Exercise>
Write out the listing beneath this instruction in its entirety, exactly as it reads.

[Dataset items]

● ● ● ●

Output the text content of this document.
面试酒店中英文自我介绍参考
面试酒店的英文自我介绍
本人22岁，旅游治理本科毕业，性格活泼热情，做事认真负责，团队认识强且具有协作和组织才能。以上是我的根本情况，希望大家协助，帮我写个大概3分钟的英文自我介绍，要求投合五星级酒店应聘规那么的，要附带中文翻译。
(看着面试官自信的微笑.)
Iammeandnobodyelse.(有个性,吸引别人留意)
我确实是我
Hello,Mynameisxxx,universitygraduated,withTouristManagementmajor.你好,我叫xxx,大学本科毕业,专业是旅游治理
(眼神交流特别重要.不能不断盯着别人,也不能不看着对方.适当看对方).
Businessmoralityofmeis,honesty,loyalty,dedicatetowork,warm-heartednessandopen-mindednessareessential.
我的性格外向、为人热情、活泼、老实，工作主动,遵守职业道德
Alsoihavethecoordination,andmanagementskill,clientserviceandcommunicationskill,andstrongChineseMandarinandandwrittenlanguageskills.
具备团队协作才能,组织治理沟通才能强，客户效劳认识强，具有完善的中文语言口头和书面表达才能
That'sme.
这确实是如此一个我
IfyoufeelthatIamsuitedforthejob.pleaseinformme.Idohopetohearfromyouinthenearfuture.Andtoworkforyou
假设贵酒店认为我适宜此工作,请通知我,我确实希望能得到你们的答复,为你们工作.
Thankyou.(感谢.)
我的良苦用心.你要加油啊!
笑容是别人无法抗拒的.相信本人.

● ● ● ●

Full output>
Output the text content of this document.
面试酒店中英文自我介绍参考
面试酒店的英文自我介绍
本人22岁，旅游治理本科毕业，性格活泼热情，做事认真负责，团队认识强且具有协作和组织才能。以上是我的根本情况，希望大家协助，帮我写个大概3分钟的英文自我介绍，要求投合五星级酒店应聘规那么的，要附带中文翻译。
(看着面试官自信的微笑.)
Iammeandnobodyelse.(有个性,吸引别人留意)
我确实是我
Hello,Mynameisxxx,universitygraduated,withTouristManagementmajor.你好,我叫xxx,大学本科毕业,专业是旅游治理
(眼神交流特别重要.不能不断盯着别人,也不能不看着对方.适当看对方).
Businessmoralityofmeis,honesty,loyalty,dedicatetowork,warm-heartednessandopen-mindednessareessential.
我的性格外向、为人热情、活泼、老实，工作主动,遵守职业道德
Alsoihavethecoordination,andmanagementskill,clientserviceandcommunicationskill,andstrongChineseMandarinandandwrittenlanguageskills.
具备团队协作才能,组织治理沟通才能强，客户效劳认识强，具有完善的中文语言口头和书面表达才能
That'sme.
这确实是如此一个我
IfyoufeelthatIamsuitedforthejob.pleaseinformme.Idohopetohearfromyouinthenearfuture.Andtoworkforyou
假设贵酒店认为我适宜此工作,请通知我,我确实希望能得到你们的答复,为你们工作.
Thankyou.(感谢.)
我的良苦用心.你要加油啊!
笑容是别人无法抗拒的.相信本人.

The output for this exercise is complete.